Given request
Please give the listing again, word for word, with nothing left out.

(Dataset records)
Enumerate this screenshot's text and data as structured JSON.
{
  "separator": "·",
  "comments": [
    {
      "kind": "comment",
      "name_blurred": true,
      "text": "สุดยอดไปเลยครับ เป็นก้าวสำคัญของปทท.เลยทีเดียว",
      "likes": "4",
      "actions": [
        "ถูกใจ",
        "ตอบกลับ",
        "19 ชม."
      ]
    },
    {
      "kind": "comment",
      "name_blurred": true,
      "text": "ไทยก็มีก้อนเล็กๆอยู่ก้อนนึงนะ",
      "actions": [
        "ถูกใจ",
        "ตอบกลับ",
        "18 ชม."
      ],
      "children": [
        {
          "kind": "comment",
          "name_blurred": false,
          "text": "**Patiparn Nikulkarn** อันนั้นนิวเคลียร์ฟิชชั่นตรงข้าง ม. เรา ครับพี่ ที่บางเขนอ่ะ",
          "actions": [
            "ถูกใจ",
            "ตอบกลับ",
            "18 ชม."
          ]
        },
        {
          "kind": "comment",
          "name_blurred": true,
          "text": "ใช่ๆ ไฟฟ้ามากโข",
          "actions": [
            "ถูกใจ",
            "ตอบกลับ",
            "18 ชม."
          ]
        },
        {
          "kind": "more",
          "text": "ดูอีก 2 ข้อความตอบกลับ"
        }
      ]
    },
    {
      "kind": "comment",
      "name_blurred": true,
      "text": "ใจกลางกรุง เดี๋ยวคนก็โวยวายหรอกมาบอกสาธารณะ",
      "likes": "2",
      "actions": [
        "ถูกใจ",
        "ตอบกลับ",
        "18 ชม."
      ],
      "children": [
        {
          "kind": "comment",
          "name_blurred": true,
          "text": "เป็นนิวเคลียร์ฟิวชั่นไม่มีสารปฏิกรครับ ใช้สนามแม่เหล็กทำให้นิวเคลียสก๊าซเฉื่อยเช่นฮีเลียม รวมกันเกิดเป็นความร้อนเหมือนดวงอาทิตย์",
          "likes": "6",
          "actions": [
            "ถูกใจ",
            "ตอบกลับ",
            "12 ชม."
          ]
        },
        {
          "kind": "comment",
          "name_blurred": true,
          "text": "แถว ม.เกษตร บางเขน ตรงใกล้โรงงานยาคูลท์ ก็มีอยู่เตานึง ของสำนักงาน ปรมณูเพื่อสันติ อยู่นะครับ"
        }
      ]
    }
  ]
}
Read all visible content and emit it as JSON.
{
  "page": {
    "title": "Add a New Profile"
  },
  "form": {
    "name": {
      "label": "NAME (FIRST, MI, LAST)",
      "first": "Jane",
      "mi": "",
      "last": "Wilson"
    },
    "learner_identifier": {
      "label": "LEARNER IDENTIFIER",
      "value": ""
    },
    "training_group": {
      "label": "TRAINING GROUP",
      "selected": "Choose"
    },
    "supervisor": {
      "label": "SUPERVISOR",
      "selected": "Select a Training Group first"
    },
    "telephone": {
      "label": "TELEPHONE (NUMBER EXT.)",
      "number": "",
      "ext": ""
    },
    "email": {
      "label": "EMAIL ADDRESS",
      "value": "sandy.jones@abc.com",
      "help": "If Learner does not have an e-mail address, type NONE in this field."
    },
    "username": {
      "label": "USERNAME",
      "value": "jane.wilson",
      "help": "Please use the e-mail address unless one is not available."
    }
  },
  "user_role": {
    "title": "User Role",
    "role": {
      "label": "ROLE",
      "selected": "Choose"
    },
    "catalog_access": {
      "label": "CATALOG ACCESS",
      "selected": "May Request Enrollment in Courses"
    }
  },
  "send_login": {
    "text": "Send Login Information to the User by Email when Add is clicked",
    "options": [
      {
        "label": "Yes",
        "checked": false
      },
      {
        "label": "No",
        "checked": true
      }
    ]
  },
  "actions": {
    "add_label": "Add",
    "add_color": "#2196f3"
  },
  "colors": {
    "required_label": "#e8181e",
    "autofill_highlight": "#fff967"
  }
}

Result
Enumerate this screenshot's text and data as structured JSON.
{
  "separator": "·",
  "comments": [
    {
      "kind": "comment",
      "name_blurred": true,
      "text": "สุดยอดไปเลยครับ เป็นก้าวสำคัญของปทท.เลยทีเดียว",
      "likes": "4",
      "actions": [
        "ถูกใจ",
        "ตอบกลับ",
        "19 ชม."
      ]
    },
    {
      "kind": "comment",
      "name_blurred": true,
      "text": "ไทยก็มีก้อนเล็กๆอยู่ก้อนนึงนะ",
      "actions": [
        "ถูกใจ",
        "ตอบกลับ",
        "18 ชม."
      ],
      "children": [
        {
          "kind": "comment",
          "name_blurred": false,
          "text": "**Patiparn Nikulkarn** อันนั้นนิวเคลียร์ฟิชชั่นตรงข้าง ม. เรา ครับพี่ ที่บางเขนอ่ะ",
          "actions": [
            "ถูกใจ",
            "ตอบกลับ",
            "18 ชม."
          ]
        },
        {
          "kind": "comment",
          "name_blurred": true,
          "text": "ใช่ๆ ไฟฟ้ามากโข",
          "actions": [
            "ถูกใจ",
            "ตอบกลับ",
            "18 ชม."
          ]
        },
        {
          "kind": "more",
          "text": "ดูอีก 2 ข้อความตอบกลับ"
        }
      ]
    },
    {
      "kind": "comment",
      "name_blurred": true,
      "text": "ใจกลางกรุง เดี๋ยวคนก็โวยวายหรอกมาบอกสาธารณะ",
      "likes": "2",
      "actions": [
        "ถูกใจ",
        "ตอบกลับ",
        "18 ชม."
      ],
      "children": [
        {
          "kind": "comment",
          "name_blurred": true,
          "text": "เป็นนิวเคลียร์ฟิวชั่นไม่มีสารปฏิกรครับ ใช้สนามแม่เหล็กทำให้นิวเคลียสก๊าซเฉื่อยเช่นฮีเลียม รวมกันเกิดเป็นความร้อนเหมือนดวงอาทิตย์",
          "likes": "6",
          "actions": [
            "ถูกใจ",
            "ตอบกลับ",
            "12 ชม."
          ]
        },
        {
          "kind": "comment",
          "name_blurred": true,
          "text": "แถว ม.เกษตร บางเขน ตรงใกล้โรงงานยาคูลท์ ก็มีอยู่เตานึง ของสำนักงาน ปรมณูเพื่อสันติ อยู่นะครับ"
        }
      ]
    }
  ]
}
Read all visible content and emit it as JSON.
{
  "page": {
    "title": "Add a New Profile"
  },
  "form": {
    "name": {
      "label": "NAME (FIRST, MI, LAST)",
      "first": "Jane",
      "mi": "",
      "last": "Wilson"
    },
    "learner_identifier": {
      "label": "LEARNER IDENTIFIER",
      "value": ""
    },
    "training_group": {
      "label": "TRAINING GROUP",
      "selected": "Choose"
    },
    "supervisor": {
      "label": "SUPERVISOR",
      "selected": "Select a Training Group first"
    },
    "telephone": {
      "label": "TELEPHONE (NUMBER EXT.)",
      "number": "",
      "ext": ""
    },
    "email": {
      "label": "EMAIL ADDRESS",
      "value": "sandy.jones@abc.com",
      "help": "If Learner does not have an e-mail address, type NONE in this field."
    },
    "username": {
      "label": "USERNAME",
      "value": "jane.wilson",
      "help": "Please use the e-mail address unless one is not available."
    }
  },
  "user_role": {
    "title": "User Role",
    "role": {
      "label": "ROLE",
      "selected": "Choose"
    },
    "catalog_access": {
      "label": "CATALOG ACCESS",
      "selected": "May Request Enrollment in Courses"
    }
  },
  "send_login": {
    "text": "Send Login Information to the User by Email when Add is clicked",
    "options": [
      {
        "label": "Yes",
        "checked": false
      },
      {
        "label": "No",
        "checked": true
      }
    ]
  },
  "actions": {
    "add_label": "Add",
    "add_color": "#2196f3"
  },
  "colors": {
    "required_label": "#e8181e",
    "autofill_highlight": "#fff967"
  }
}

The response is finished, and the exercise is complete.